SET PROBLEM:
Type out the material below exactly.

>> Begin

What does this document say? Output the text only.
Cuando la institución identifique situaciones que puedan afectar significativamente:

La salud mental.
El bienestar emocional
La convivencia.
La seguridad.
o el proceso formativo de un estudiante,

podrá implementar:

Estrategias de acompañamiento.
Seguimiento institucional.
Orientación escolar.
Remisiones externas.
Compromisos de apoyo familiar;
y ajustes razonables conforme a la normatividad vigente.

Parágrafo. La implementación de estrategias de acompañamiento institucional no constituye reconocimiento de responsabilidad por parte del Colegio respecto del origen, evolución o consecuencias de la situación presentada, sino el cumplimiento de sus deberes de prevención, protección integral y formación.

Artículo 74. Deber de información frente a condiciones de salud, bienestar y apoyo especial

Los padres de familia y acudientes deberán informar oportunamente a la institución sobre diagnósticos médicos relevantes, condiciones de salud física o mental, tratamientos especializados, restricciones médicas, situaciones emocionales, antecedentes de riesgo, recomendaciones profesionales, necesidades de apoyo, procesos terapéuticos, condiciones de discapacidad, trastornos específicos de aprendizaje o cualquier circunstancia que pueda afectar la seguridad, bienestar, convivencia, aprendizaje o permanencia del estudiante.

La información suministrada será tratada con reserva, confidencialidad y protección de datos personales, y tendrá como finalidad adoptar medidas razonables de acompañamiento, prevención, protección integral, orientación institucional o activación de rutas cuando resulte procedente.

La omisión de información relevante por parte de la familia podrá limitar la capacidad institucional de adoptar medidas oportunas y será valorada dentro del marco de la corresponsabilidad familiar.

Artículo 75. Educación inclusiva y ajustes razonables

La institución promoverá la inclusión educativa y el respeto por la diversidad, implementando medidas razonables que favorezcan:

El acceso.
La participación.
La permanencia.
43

>> End

RESPONSE FOR THIS EXERCISE:
What does this document say? Output the text only.
Cuando la institución identifique situaciones que puedan afectar significativamente:

La salud mental.
El bienestar emocional
La convivencia.
La seguridad.
o el proceso formativo de un estudiante,

podrá implementar:

Estrategias de acompañamiento.
Seguimiento institucional.
Orientación escolar.
Remisiones externas.
Compromisos de apoyo familiar;
y ajustes razonables conforme a la normatividad vigente.

Parágrafo. La implementación de estrategias de acompañamiento institucional no constituye reconocimiento de responsabilidad por parte del Colegio respecto del origen, evolución o consecuencias de la situación presentada, sino el cumplimiento de sus deberes de prevención, protección integral y formación.

Artículo 74. Deber de información frente a condiciones de salud, bienestar y apoyo especial

Los padres de familia y acudientes deberán informar oportunamente a la institución sobre diagnósticos médicos relevantes, condiciones de salud física o mental, tratamientos especializados, restricciones médicas, situaciones emocionales, antecedentes de riesgo, recomendaciones profesionales, necesidades de apoyo, procesos terapéuticos, condiciones de discapacidad, trastornos específicos de aprendizaje o cualquier circunstancia que pueda afectar la seguridad, bienestar, convivencia, aprendizaje o permanencia del estudiante.

La información suministrada será tratada con reserva, confidencialidad y protección de datos personales, y tendrá como finalidad adoptar medidas razonables de acompañamiento, prevención, protección integral, orientación institucional o activación de rutas cuando resulte procedente.

La omisión de información relevante por parte de la familia podrá limitar la capacidad institucional de adoptar medidas oportunas y será valorada dentro del marco de la corresponsabilidad familiar.

Artículo 75. Educación inclusiva y ajustes razonables

La institución promoverá la inclusión educativa y el respeto por la diversidad, implementando medidas razonables que favorezcan:

El acceso.
La participación.
La permanencia.
43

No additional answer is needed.